## Short exercise 1
Can you copy, word for word, the part of the text on partitioning forces and heat versus work that opens with the words containing "This might be" and closes with "same vector sum."?
^^^^
This might be compared to asking, in F=mA, "if F includes the sum of
electrical, gravitational, etc forces and only their (vector)
sum matters
for calculating A, why the partitioning?" Of course it is
because this
partitioning is our way of enabling the calculation of that
sum, but the
resulting A wouldn't care if you used a different
partitioning (taxonomy
of F) so long as you applied the same vector sum.

Bob

I wonder???? I realize that in your above analogy, it is only an
analogy;
but I have a gut feeling that it is different. The partitioning in the
NII
example above, is in essence a coordinate system choice. And the
physics
doesn't care what coordinates you choose to describe the process with.

I am not speaking of the partitioning of the vector F into its
coordinate-resolved components, I am speaking of conceptually dividing the
causes of aceleration into electrical, gravitational, (perhaps frictional,
Normal, contact)etc.

In thermodynamics . . . my gut tells me the physics probably does care
whether something is dQ or dW (of course that gut feeling may simply be
the
brownie I just ate). . . Namely we also have the 2nd law (of
thermodynamics)
to worry about . . . but to what degree?
^^^^
## Short exercise 2
Repeat all of the rows that follow, character for character, with nothing changed.

## Excerpted records
^^^^
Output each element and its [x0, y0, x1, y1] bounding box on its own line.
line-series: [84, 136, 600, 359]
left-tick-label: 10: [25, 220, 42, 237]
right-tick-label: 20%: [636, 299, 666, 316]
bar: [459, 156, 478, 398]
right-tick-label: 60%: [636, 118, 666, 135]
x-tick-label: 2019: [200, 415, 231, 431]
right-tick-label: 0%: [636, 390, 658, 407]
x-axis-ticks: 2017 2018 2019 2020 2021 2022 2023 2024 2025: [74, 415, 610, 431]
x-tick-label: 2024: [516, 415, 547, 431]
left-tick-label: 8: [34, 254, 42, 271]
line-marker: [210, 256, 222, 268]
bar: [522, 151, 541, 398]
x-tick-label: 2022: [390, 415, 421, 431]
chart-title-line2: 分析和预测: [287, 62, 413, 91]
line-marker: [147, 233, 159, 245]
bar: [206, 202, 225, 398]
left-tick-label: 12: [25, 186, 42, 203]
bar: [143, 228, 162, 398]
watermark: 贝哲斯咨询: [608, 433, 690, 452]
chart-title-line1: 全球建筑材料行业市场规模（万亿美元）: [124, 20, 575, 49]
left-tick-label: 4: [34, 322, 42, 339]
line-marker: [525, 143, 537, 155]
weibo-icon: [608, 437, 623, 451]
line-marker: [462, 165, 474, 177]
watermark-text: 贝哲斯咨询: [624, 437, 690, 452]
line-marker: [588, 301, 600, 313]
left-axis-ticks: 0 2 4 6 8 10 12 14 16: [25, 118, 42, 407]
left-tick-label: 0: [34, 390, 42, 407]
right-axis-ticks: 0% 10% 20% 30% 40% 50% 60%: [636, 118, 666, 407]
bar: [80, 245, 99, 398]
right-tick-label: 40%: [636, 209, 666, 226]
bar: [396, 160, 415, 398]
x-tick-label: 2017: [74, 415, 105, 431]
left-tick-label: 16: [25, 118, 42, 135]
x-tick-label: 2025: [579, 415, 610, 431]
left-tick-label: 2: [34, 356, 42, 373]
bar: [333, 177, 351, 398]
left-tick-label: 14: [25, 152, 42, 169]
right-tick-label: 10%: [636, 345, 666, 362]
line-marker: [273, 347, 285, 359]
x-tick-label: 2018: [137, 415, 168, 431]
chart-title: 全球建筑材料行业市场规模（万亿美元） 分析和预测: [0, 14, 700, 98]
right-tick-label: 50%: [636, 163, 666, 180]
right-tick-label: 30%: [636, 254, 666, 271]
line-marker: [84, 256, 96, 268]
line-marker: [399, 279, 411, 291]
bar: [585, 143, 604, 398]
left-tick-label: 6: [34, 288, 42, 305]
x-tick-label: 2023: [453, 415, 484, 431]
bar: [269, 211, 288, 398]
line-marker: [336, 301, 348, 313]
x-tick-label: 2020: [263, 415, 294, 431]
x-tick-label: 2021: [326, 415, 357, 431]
^^^^
## Task output 1
This might be compared to asking, in F=mA, "if F includes the sum of
electrical, gravitational, etc forces and only their (vector)
sum matters
for calculating A, why the partitioning?" Of course it is
because this
partitioning is our way of enabling the calculation of that
sum, but the
resulting A wouldn't care if you used a different
partitioning (taxonomy
of F) so long as you applied the same vector sum.

## Task output 2
Output each element and its [x0, y0, x1, y1] bounding box on its own line.
line-series: [84, 136, 600, 359]
left-tick-label: 10: [25, 220, 42, 237]
right-tick-label: 20%: [636, 299, 666, 316]
bar: [459, 156, 478, 398]
right-tick-label: 60%: [636, 118, 666, 135]
x-tick-label: 2019: [200, 415, 231, 431]
right-tick-label: 0%: [636, 390, 658, 407]
x-axis-ticks: 2017 2018 2019 2020 2021 2022 2023 2024 2025: [74, 415, 610, 431]
x-tick-label: 2024: [516, 415, 547, 431]
left-tick-label: 8: [34, 254, 42, 271]
line-marker: [210, 256, 222, 268]
bar: [522, 151, 541, 398]
x-tick-label: 2022: [390, 415, 421, 431]
chart-title-line2: 分析和预测: [287, 62, 413, 91]
line-marker: [147, 233, 159, 245]
bar: [206, 202, 225, 398]
left-tick-label: 12: [25, 186, 42, 203]
bar: [143, 228, 162, 398]
watermark: 贝哲斯咨询: [608, 433, 690, 452]
chart-title-line1: 全球建筑材料行业市场规模（万亿美元）: [124, 20, 575, 49]
left-tick-label: 4: [34, 322, 42, 339]
line-marker: [525, 143, 537, 155]
weibo-icon: [608, 437, 623, 451]
line-marker: [462, 165, 474, 177]
watermark-text: 贝哲斯咨询: [624, 437, 690, 452]
line-marker: [588, 301, 600, 313]
left-axis-ticks: 0 2 4 6 8 10 12 14 16: [25, 118, 42, 407]
left-tick-label: 0: [34, 390, 42, 407]
right-axis-ticks: 0% 10% 20% 30% 40% 50% 60%: [636, 118, 666, 407]
bar: [80, 245, 99, 398]
right-tick-label: 40%: [636, 209, 666, 226]
bar: [396, 160, 415, 398]
x-tick-label: 2017: [74, 415, 105, 431]
left-tick-label: 16: [25, 118, 42, 135]
x-tick-label: 2025: [579, 415, 610, 431]
left-tick-label: 2: [34, 356, 42, 373]
bar: [333, 177, 351, 398]
left-tick-label: 14: [25, 152, 42, 169]
right-tick-label: 10%: [636, 345, 666, 362]
line-marker: [273, 347, 285, 359]
x-tick-label: 2018: [137, 415, 168, 431]
chart-title: 全球建筑材料行业市场规模（万亿美元） 分析和预测: [0, 14, 700, 98]
right-tick-label: 50%: [636, 163, 666, 180]
right-tick-label: 30%: [636, 254, 666, 271]
line-marker: [84, 256, 96, 268]
line-marker: [399, 279, 411, 291]
bar: [585, 143, 604, 398]
left-tick-label: 6: [34, 288, 42, 305]
x-tick-label: 2023: [453, 415, 484, 431]
bar: [269, 211, 288, 398]
line-marker: [336, 301, 348, 313]
x-tick-label: 2020: [263, 415, 294, 431]
x-tick-label: 2021: [326, 415, 357, 431]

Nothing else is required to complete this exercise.